Dataset records:

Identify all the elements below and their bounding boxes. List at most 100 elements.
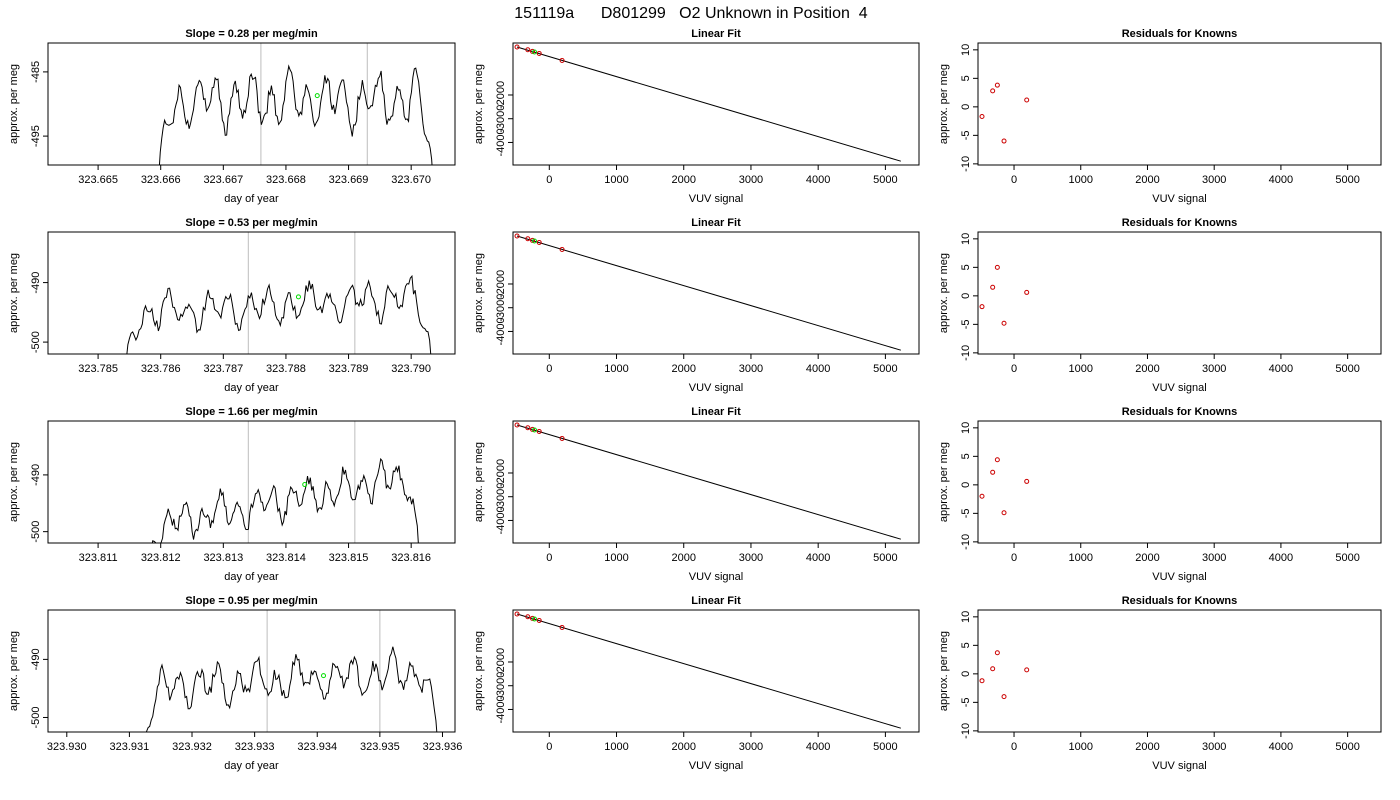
x-tick-label: 3000 <box>1202 552 1226 564</box>
known-point <box>525 47 531 53</box>
y-tick-label: -3000 <box>495 105 507 133</box>
y-axis-label: approx. per meg <box>473 64 485 144</box>
x-tick-label: 3000 <box>1202 363 1226 375</box>
x-tick-label: 2000 <box>1135 363 1159 375</box>
x-tick-label: 1000 <box>604 552 628 564</box>
y-tick-label: -500 <box>30 521 42 543</box>
x-tick-label: 323.786 <box>141 363 181 375</box>
panel-title: Residuals for Knowns <box>1122 217 1238 229</box>
y-tick-label: 10 <box>960 422 972 434</box>
residual-point <box>1024 667 1030 673</box>
x-tick-label: 1000 <box>1069 174 1093 186</box>
x-tick-label: 3000 <box>739 741 763 753</box>
signal-trace-line <box>126 274 432 354</box>
y-tick-label: -490 <box>30 648 42 670</box>
fit-line <box>516 424 901 540</box>
x-tick-label: 323.815 <box>329 552 369 564</box>
x-tick-label: 4000 <box>806 363 830 375</box>
fit-line <box>516 46 901 162</box>
x-tick-label: 5000 <box>873 741 897 753</box>
panel-title: Slope = 0.28 per meg/min <box>185 28 318 40</box>
x-tick-label: 0 <box>546 174 552 186</box>
x-tick-label: 5000 <box>873 552 897 564</box>
x-tick-label: 0 <box>1011 174 1017 186</box>
residual-point <box>979 678 985 684</box>
plot-frame <box>977 42 1382 166</box>
time-trace-panel-2: Slope = 0.53 per meg/min day of year appro… <box>8 217 456 394</box>
x-tick-label: 2000 <box>671 552 695 564</box>
x-tick-label: 5000 <box>1335 552 1359 564</box>
y-axis-label: approx. per meg <box>473 631 485 711</box>
panel-title: Slope = 1.66 per meg/min <box>185 406 318 418</box>
y-tick-label: 0 <box>960 482 972 488</box>
known-point <box>559 435 565 441</box>
x-axis-label: VUV signal <box>689 382 743 394</box>
x-tick-label: 323.812 <box>141 552 181 564</box>
residuals-panel-4: Residuals for Knowns VUV signal approx. pe… <box>938 595 1382 772</box>
residual-point <box>994 457 1000 463</box>
unknown-point <box>532 616 538 622</box>
x-tick-label: 4000 <box>1269 363 1293 375</box>
y-tick-label: -4000 <box>495 128 507 156</box>
y-tick-label: -5 <box>960 319 972 329</box>
residual-point <box>979 114 985 120</box>
y-axis-label: approx. per meg <box>8 253 20 333</box>
x-axis-label: VUV signal <box>1152 193 1206 205</box>
x-tick-label: 323.669 <box>329 174 369 186</box>
known-point <box>525 614 531 620</box>
residual-point <box>990 88 996 94</box>
y-axis-label: approx. per meg <box>938 631 950 711</box>
y-tick-label: -3000 <box>495 294 507 322</box>
x-tick-label: 5000 <box>873 363 897 375</box>
x-tick-label: 4000 <box>806 174 830 186</box>
y-axis-label: approx. per meg <box>8 442 20 522</box>
plot-area <box>151 421 419 543</box>
plot-area <box>158 43 433 165</box>
x-axis-label: day of year <box>224 760 279 772</box>
plot-frame <box>977 609 1382 733</box>
x-tick-label: 0 <box>546 363 552 375</box>
y-tick-label: -495 <box>30 125 42 147</box>
unknown-point <box>532 238 538 244</box>
residual-point <box>1024 289 1030 295</box>
x-tick-label: 323.934 <box>297 741 337 753</box>
y-tick-label: -2000 <box>495 648 507 676</box>
x-tick-label: 323.936 <box>423 741 463 753</box>
x-tick-label: 2000 <box>1135 174 1159 186</box>
figure-title: 151119a D801299 O2 Unknown in Position 4 <box>514 5 868 22</box>
y-tick-label: 0 <box>960 293 972 299</box>
known-point <box>536 50 542 56</box>
residual-point <box>979 493 985 499</box>
y-tick-label: -2000 <box>495 459 507 487</box>
x-tick-label: 323.790 <box>391 363 431 375</box>
plot-frame <box>47 609 456 733</box>
residual-point <box>1001 320 1007 326</box>
x-axis-label: VUV signal <box>689 760 743 772</box>
y-tick-label: -490 <box>30 272 42 294</box>
y-axis-label: approx. per meg <box>473 253 485 333</box>
x-tick-label: 0 <box>546 741 552 753</box>
known-point <box>514 611 520 617</box>
known-point <box>559 57 565 63</box>
residual-point <box>994 264 1000 270</box>
y-tick-label: 5 <box>960 75 972 81</box>
signal-trace-line <box>151 457 419 543</box>
fit-line <box>516 235 901 351</box>
x-tick-label: 1000 <box>1069 552 1093 564</box>
y-tick-label: -10 <box>960 534 972 550</box>
residuals-panel-2: Residuals for Knowns VUV signal approx. pe… <box>938 217 1382 394</box>
y-tick-label: -5 <box>960 130 972 140</box>
y-tick-label: 0 <box>960 104 972 110</box>
x-tick-label: 0 <box>1011 363 1017 375</box>
y-tick-label: -490 <box>30 464 42 486</box>
unknown-point <box>321 673 327 679</box>
x-axis-label: VUV signal <box>1152 382 1206 394</box>
residual-point <box>1024 478 1030 484</box>
x-tick-label: 323.668 <box>266 174 306 186</box>
residuals-panel-1: Residuals for Knowns VUV signal approx. pe… <box>938 28 1382 205</box>
known-point <box>559 624 565 630</box>
x-axis-label: day of year <box>224 571 279 583</box>
y-tick-label: -10 <box>960 345 972 361</box>
x-tick-label: 323.931 <box>110 741 150 753</box>
plot-frame <box>512 420 920 544</box>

Required task
Copy out the lines of the records above verbatim, from the line with "x-tick-label: 3000 <box>1202 552" through the line with "panel-title: Residuals for", including both of those lines.

Reply
x-tick-label: 3000 <box>1202 552 1226 564</box>
known-point <box>525 47 531 53</box>
y-tick-label: -3000 <box>495 105 507 133</box>
y-axis-label: approx. per meg <box>473 64 485 144</box>
x-tick-label: 3000 <box>1202 363 1226 375</box>
x-tick-label: 2000 <box>1135 363 1159 375</box>
x-tick-label: 1000 <box>604 552 628 564</box>
y-tick-label: -500 <box>30 521 42 543</box>
x-tick-label: 323.786 <box>141 363 181 375</box>
panel-title: Residuals for Knowns <box>1122 217 1238 229</box>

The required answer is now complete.